Stated task:
Repeat each record below exactly as given.

Exercise data:
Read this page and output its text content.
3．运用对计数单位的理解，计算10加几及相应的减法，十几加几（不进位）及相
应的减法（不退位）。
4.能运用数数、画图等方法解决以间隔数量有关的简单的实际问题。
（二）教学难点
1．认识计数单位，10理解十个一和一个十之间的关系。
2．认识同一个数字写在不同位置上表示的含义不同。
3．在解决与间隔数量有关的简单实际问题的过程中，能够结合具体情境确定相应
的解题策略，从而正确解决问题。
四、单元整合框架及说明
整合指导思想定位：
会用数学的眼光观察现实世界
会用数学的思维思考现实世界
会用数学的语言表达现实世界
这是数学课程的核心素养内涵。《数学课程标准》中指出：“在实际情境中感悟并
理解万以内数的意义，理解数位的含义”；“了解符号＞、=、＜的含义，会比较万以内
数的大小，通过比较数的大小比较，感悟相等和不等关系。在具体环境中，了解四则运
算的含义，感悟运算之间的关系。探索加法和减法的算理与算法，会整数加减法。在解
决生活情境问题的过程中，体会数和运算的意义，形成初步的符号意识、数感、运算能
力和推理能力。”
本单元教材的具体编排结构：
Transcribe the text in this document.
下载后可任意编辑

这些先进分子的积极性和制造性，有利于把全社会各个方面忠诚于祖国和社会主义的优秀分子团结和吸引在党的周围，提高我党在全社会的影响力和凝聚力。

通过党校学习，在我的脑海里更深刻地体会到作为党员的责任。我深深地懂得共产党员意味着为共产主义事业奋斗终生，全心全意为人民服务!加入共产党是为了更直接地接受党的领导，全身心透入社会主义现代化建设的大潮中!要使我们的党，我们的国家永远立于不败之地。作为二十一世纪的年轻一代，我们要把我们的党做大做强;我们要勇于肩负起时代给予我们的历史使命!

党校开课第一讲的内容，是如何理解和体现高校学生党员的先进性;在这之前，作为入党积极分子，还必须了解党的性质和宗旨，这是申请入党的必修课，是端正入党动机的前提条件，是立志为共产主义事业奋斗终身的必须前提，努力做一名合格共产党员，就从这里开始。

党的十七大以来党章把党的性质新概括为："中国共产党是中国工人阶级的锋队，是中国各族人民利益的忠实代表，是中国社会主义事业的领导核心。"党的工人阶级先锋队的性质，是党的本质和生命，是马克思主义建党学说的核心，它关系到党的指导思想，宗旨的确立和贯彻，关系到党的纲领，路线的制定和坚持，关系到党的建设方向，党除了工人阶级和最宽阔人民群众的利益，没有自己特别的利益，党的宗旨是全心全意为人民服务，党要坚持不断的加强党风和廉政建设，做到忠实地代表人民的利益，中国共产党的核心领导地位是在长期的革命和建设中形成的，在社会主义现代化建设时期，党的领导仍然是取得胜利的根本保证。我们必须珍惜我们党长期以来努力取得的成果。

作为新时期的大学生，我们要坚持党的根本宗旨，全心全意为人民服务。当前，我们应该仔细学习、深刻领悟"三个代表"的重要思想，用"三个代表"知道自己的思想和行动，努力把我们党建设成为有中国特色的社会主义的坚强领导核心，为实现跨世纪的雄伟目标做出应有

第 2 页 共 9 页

Written reply:
Read this page and output its text content.
3．运用对计数单位的理解，计算10加几及相应的减法，十几加几（不进位）及相
应的减法（不退位）。
4.能运用数数、画图等方法解决以间隔数量有关的简单的实际问题。
（二）教学难点
1．认识计数单位，10理解十个一和一个十之间的关系。
2．认识同一个数字写在不同位置上表示的含义不同。
3．在解决与间隔数量有关的简单实际问题的过程中，能够结合具体情境确定相应
的解题策略，从而正确解决问题。
四、单元整合框架及说明
整合指导思想定位：
会用数学的眼光观察现实世界
会用数学的思维思考现实世界
会用数学的语言表达现实世界
这是数学课程的核心素养内涵。《数学课程标准》中指出：“在实际情境中感悟并
理解万以内数的意义，理解数位的含义”；“了解符号＞、=、＜的含义，会比较万以内
数的大小，通过比较数的大小比较，感悟相等和不等关系。在具体环境中，了解四则运
算的含义，感悟运算之间的关系。探索加法和减法的算理与算法，会整数加减法。在解
决生活情境问题的过程中，体会数和运算的意义，形成初步的符号意识、数感、运算能
力和推理能力。”
本单元教材的具体编排结构：
Transcribe the text in this document.
下载后可任意编辑

这些先进分子的积极性和制造性，有利于把全社会各个方面忠诚于祖国和社会主义的优秀分子团结和吸引在党的周围，提高我党在全社会的影响力和凝聚力。

通过党校学习，在我的脑海里更深刻地体会到作为党员的责任。我深深地懂得共产党员意味着为共产主义事业奋斗终生，全心全意为人民服务!加入共产党是为了更直接地接受党的领导，全身心透入社会主义现代化建设的大潮中!要使我们的党，我们的国家永远立于不败之地。作为二十一世纪的年轻一代，我们要把我们的党做大做强;我们要勇于肩负起时代给予我们的历史使命!

党校开课第一讲的内容，是如何理解和体现高校学生党员的先进性;在这之前，作为入党积极分子，还必须了解党的性质和宗旨，这是申请入党的必修课，是端正入党动机的前提条件，是立志为共产主义事业奋斗终身的必须前提，努力做一名合格共产党员，就从这里开始。

党的十七大以来党章把党的性质新概括为："中国共产党是中国工人阶级的锋队，是中国各族人民利益的忠实代表，是中国社会主义事业的领导核心。"党的工人阶级先锋队的性质，是党的本质和生命，是马克思主义建党学说的核心，它关系到党的指导思想，宗旨的确立和贯彻，关系到党的纲领，路线的制定和坚持，关系到党的建设方向，党除了工人阶级和最宽阔人民群众的利益，没有自己特别的利益，党的宗旨是全心全意为人民服务，党要坚持不断的加强党风和廉政建设，做到忠实地代表人民的利益，中国共产党的核心领导地位是在长期的革命和建设中形成的，在社会主义现代化建设时期，党的领导仍然是取得胜利的根本保证。我们必须珍惜我们党长期以来努力取得的成果。

作为新时期的大学生，我们要坚持党的根本宗旨，全心全意为人民服务。当前，我们应该仔细学习、深刻领悟"三个代表"的重要思想，用"三个代表"知道自己的思想和行动，努力把我们党建设成为有中国特色的社会主义的坚强领导核心，为实现跨世纪的雄伟目标做出应有

第 2 页 共 9 页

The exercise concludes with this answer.